TASK DESCRIPTION:
Report how many lines of the following entries include the string "chevron"; respond with the number alone.

Extracted records:
━━━━━━━━━━
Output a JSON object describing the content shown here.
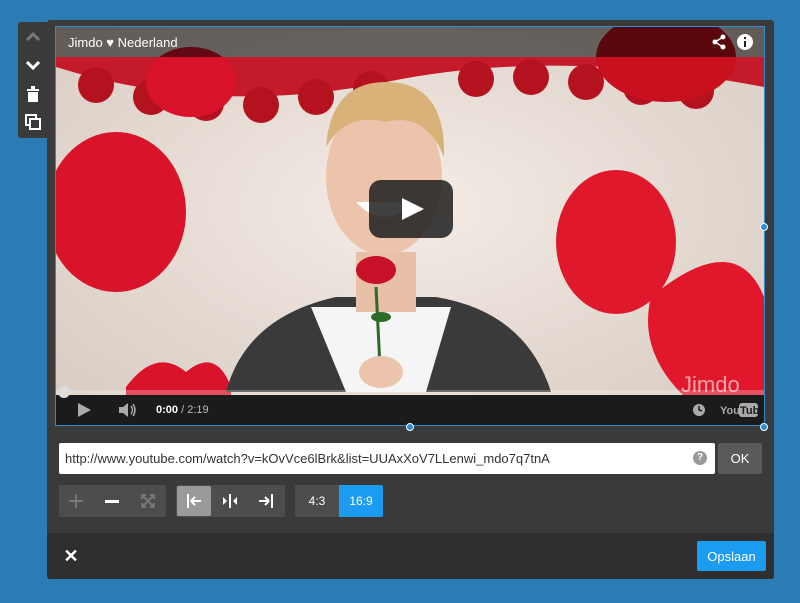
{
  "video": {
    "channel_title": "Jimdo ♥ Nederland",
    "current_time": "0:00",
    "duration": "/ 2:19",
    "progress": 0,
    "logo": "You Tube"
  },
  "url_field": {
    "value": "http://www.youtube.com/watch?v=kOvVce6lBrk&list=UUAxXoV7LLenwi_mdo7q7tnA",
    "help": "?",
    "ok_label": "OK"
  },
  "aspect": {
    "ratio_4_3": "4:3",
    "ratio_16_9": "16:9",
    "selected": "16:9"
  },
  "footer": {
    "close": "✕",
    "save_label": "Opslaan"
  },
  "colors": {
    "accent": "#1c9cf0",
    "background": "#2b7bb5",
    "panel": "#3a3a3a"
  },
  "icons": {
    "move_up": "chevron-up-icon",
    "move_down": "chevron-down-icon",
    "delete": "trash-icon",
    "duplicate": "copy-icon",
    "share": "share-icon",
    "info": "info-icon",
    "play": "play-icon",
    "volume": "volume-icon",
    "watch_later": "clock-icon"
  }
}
━━━━━━━━━━
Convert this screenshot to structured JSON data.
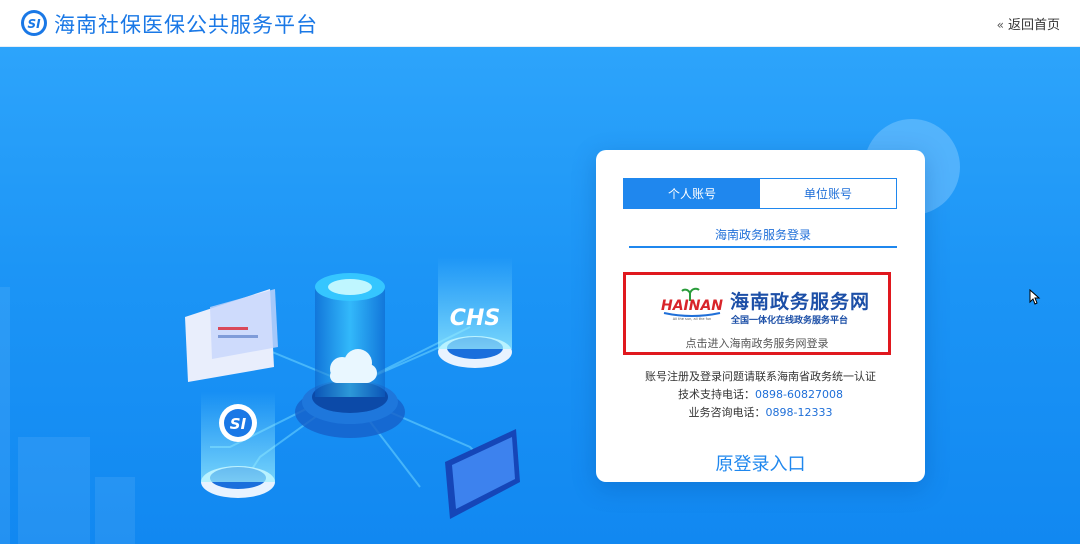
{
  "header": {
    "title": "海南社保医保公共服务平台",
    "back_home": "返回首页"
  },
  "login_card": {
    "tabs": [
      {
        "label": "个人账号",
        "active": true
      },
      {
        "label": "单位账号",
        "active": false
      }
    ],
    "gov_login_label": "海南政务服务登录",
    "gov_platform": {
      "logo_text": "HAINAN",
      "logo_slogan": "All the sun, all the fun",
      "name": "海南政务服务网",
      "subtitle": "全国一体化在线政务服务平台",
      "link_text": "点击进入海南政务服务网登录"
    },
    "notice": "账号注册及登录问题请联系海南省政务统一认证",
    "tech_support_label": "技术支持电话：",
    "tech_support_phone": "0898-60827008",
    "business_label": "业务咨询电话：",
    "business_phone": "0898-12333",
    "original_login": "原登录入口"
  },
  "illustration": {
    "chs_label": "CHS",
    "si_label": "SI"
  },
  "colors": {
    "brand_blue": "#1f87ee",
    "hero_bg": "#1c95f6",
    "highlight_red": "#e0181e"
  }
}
━━━━━━━━━━
OUTPUT BELOW:
2